• _AIM_
Extract all records. Keep each one exact.

• _RECORD SET_
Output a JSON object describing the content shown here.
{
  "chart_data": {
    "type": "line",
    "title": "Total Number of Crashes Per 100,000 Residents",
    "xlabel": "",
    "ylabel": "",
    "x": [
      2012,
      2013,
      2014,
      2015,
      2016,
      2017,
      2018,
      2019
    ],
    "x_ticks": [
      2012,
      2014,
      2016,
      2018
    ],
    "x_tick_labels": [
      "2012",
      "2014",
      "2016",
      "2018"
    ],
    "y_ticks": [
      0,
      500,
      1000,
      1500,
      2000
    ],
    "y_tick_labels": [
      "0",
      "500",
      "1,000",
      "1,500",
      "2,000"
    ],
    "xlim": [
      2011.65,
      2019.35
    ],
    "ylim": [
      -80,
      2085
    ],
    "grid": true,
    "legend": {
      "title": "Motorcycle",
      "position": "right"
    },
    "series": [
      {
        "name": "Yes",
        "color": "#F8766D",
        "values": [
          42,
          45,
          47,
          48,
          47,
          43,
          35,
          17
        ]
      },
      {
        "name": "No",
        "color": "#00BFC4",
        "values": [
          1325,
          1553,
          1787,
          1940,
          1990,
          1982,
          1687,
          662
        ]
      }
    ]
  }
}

• _EXERCISE SOLUTION_
Output a JSON object describing the content shown here.
{
  "chart_data": {
    "type": "line",
    "title": "Total Number of Crashes Per 100,000 Residents",
    "xlabel": "",
    "ylabel": "",
    "x": [
      2012,
      2013,
      2014,
      2015,
      2016,
      2017,
      2018,
      2019
    ],
    "x_ticks": [
      2012,
      2014,
      2016,
      2018
    ],
    "x_tick_labels": [
      "2012",
      "2014",
      "2016",
      "2018"
    ],
    "y_ticks": [
      0,
      500,
      1000,
      1500,
      2000
    ],
    "y_tick_labels": [
      "0",
      "500",
      "1,000",
      "1,500",
      "2,000"
    ],
    "xlim": [
      2011.65,
      2019.35
    ],
    "ylim": [
      -80,
      2085
    ],
    "grid": true,
    "legend": {
      "title": "Motorcycle",
      "position": "right"
    },
    "series": [
      {
        "name": "Yes",
        "color": "#F8766D",
        "values": [
          42,
          45,
          47,
          48,
          47,
          43,
          35,
          17
        ]
      },
      {
        "name": "No",
        "color": "#00BFC4",
        "values": [
          1325,
          1553,
          1787,
          1940,
          1990,
          1982,
          1687,
          662
        ]
      }
    ]
  }
}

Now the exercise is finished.